-- Start RECORDED DATA --
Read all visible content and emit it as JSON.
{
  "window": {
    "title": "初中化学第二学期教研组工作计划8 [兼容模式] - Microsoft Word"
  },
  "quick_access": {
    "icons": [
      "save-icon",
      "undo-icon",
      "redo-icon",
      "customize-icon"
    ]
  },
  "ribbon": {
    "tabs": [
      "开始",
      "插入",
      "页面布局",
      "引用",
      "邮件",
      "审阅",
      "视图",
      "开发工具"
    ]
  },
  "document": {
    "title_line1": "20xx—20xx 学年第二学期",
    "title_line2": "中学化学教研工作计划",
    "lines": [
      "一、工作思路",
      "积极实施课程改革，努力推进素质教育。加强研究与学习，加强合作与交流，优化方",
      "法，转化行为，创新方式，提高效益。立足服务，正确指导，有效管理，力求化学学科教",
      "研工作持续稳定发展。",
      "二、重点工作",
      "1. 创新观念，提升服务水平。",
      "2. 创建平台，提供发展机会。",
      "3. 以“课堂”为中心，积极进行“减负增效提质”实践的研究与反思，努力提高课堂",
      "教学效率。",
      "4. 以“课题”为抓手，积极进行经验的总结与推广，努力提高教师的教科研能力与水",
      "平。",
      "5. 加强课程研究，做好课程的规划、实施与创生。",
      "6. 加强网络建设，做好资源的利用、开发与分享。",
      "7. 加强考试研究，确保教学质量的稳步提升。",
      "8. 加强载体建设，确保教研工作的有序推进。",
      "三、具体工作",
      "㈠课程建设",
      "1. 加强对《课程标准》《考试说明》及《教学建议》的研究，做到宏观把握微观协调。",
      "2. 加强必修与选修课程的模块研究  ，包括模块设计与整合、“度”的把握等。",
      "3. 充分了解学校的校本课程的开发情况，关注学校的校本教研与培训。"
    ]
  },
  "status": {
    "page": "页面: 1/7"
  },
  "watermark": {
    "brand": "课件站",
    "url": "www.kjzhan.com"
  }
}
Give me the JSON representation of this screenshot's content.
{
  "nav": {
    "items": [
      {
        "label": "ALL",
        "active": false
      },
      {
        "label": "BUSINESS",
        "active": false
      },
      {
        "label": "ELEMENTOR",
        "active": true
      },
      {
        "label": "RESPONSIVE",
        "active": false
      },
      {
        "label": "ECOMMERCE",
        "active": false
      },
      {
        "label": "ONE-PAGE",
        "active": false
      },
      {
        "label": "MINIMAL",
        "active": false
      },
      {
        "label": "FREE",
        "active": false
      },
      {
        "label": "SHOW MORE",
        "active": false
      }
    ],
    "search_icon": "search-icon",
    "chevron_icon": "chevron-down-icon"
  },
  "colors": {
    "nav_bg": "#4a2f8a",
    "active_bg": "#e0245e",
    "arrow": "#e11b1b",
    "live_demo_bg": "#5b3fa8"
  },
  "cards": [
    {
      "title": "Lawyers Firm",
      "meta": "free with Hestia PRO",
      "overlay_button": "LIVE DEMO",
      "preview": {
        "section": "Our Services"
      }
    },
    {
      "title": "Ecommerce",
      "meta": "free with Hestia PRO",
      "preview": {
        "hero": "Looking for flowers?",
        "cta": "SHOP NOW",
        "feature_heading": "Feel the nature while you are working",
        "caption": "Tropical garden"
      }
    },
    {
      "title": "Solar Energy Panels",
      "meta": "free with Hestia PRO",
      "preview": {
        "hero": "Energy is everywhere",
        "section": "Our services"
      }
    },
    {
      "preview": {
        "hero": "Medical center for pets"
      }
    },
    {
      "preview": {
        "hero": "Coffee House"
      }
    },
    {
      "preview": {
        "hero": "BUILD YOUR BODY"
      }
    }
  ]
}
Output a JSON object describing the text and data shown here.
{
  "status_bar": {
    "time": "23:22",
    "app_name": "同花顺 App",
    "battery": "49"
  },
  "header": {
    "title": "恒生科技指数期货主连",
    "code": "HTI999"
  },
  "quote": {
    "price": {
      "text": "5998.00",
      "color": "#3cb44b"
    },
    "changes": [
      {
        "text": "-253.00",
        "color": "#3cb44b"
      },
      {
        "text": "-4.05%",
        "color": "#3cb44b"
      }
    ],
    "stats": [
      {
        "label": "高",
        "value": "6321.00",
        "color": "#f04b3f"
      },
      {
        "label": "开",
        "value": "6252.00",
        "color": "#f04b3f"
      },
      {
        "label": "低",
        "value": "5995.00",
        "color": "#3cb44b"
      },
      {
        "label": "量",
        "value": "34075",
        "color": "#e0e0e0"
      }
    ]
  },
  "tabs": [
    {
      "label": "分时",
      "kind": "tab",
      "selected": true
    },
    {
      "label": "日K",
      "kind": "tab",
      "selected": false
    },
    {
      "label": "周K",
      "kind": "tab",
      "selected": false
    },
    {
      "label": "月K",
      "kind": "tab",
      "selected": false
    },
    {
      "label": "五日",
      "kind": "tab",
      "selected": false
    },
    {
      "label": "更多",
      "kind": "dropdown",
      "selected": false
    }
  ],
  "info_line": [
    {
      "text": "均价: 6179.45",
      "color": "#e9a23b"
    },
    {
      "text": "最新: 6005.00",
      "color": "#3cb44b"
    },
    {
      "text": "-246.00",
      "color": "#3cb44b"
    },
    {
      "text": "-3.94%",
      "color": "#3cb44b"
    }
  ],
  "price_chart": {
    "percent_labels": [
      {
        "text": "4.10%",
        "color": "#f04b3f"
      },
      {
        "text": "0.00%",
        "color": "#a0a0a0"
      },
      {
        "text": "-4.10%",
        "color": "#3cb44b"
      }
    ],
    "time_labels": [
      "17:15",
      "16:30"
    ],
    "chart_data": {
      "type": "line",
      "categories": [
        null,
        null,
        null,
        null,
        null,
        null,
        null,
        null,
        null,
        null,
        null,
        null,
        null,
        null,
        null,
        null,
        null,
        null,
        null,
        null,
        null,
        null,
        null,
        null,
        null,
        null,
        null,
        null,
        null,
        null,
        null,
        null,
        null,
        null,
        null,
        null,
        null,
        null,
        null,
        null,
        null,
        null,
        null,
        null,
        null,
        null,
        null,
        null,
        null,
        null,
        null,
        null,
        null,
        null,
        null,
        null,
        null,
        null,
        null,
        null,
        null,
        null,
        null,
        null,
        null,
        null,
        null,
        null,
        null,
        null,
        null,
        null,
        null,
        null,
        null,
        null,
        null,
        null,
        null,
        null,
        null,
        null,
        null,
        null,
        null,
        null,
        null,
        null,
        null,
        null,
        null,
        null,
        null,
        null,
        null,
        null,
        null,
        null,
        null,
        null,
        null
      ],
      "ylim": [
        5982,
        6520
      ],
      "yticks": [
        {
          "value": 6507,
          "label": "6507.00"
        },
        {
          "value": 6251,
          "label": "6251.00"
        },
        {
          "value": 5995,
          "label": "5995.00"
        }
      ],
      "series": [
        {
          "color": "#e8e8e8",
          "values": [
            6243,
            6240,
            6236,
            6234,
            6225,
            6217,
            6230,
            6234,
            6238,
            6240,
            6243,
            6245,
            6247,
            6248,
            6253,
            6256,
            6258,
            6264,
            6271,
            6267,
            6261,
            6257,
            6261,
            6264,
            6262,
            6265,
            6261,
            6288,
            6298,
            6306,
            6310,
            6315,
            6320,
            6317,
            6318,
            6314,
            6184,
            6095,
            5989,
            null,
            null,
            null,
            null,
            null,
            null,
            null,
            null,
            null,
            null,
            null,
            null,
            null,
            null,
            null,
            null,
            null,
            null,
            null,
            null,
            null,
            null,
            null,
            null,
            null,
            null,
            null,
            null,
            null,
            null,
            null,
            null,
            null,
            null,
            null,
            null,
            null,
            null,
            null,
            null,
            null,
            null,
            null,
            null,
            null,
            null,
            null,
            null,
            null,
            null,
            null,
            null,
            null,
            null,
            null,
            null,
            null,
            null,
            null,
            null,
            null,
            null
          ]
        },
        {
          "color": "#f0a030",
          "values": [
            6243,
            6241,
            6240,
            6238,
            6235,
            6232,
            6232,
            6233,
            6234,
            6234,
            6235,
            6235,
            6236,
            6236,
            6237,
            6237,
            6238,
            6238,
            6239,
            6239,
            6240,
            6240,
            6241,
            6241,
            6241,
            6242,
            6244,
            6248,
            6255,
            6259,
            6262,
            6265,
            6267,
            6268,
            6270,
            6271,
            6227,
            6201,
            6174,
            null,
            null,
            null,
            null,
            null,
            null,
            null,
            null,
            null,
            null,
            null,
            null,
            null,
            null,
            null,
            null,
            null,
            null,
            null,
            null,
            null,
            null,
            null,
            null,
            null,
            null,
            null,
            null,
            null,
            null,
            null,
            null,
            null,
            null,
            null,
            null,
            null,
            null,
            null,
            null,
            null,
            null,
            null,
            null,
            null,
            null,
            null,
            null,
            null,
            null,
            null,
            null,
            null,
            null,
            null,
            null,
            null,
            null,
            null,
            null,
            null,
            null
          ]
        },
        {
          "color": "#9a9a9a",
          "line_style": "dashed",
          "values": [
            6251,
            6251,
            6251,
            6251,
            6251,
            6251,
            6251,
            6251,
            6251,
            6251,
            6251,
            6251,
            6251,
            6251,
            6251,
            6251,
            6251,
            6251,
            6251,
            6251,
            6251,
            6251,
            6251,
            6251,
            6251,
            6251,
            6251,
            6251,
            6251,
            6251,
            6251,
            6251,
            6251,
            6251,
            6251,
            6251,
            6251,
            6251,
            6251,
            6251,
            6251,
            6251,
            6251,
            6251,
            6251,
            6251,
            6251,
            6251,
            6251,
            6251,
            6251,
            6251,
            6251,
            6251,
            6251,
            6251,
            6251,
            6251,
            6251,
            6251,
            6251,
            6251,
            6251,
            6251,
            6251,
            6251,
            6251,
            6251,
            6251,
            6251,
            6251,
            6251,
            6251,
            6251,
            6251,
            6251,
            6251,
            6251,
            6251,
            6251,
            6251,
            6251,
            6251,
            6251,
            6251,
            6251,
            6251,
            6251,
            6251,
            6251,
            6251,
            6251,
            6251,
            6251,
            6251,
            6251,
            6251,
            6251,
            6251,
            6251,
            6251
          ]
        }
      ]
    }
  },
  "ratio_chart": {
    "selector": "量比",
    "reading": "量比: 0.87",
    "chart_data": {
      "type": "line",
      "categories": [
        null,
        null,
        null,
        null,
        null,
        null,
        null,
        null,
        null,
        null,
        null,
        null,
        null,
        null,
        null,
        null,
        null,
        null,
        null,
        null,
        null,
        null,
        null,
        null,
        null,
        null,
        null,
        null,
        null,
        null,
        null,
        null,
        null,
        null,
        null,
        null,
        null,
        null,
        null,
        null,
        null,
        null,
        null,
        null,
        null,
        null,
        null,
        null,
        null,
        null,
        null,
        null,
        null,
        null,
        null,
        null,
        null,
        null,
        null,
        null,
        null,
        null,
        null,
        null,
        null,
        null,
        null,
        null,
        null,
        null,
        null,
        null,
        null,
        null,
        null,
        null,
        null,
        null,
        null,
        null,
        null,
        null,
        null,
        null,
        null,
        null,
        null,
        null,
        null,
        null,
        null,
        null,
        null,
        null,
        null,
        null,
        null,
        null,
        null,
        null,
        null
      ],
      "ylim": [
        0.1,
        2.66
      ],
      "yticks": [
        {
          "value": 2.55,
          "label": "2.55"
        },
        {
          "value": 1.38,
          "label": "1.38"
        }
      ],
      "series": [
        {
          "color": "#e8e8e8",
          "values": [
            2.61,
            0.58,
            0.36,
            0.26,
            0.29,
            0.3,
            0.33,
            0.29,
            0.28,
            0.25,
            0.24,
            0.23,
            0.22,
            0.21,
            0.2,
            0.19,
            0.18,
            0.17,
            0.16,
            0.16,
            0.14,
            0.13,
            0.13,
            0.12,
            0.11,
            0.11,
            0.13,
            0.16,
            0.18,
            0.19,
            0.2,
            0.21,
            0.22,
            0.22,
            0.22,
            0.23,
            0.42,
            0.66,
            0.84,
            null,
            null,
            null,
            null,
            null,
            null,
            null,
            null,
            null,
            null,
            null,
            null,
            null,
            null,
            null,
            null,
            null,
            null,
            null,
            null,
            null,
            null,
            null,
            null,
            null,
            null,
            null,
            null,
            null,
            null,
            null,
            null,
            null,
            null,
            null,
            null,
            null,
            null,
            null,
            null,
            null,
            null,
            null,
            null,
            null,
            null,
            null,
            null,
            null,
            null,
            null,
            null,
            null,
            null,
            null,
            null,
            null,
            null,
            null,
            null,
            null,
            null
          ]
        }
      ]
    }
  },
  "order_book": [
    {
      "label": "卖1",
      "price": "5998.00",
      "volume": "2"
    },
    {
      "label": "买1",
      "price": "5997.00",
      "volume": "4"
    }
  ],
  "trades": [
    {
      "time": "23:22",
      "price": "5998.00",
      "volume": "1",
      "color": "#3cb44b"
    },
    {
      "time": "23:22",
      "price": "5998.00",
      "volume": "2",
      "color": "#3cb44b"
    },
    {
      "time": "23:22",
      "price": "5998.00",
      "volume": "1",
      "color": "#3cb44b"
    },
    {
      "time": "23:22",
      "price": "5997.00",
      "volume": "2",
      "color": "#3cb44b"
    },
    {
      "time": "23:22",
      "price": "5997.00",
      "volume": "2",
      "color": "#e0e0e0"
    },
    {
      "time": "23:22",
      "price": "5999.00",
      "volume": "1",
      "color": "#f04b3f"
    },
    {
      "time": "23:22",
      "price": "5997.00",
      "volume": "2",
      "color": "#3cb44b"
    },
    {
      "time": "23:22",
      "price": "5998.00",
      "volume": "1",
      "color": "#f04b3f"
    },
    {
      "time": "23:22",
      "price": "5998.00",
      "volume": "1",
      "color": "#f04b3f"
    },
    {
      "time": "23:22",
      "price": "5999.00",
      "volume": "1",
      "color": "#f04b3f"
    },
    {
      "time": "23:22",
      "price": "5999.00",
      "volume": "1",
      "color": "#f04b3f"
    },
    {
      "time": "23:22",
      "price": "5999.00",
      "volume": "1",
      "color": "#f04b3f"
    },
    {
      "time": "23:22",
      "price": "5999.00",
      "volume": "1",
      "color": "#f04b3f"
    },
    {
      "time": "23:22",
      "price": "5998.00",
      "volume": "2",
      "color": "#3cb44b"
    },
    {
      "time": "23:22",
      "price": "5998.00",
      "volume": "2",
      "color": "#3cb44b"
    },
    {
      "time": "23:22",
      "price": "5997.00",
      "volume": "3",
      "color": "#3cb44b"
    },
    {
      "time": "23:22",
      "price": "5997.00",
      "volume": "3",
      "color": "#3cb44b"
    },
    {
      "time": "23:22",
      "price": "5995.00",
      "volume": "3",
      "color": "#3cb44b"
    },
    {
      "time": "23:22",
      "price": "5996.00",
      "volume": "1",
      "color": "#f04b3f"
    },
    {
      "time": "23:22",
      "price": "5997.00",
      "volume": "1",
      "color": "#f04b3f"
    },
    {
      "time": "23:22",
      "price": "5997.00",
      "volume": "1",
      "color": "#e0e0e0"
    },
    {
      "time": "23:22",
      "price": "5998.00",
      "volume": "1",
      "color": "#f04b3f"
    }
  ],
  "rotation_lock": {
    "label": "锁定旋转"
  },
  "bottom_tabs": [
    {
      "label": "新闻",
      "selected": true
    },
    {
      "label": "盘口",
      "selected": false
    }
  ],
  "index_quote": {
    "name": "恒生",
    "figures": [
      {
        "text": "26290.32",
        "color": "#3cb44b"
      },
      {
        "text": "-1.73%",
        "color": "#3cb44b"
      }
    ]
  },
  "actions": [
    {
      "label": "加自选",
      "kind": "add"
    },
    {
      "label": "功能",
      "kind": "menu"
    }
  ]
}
-- End RECORDED DATA --
GIVEN EXERCISE: Pick out and copy every line that contains the word "hero".

THE OUTPUT:
        "hero": "Looking for flowers?",
        "hero": "Energy is everywhere",
        "hero": "Medical center for pets"
        "hero": "Coffee House"
        "hero": "BUILD YOUR BODY"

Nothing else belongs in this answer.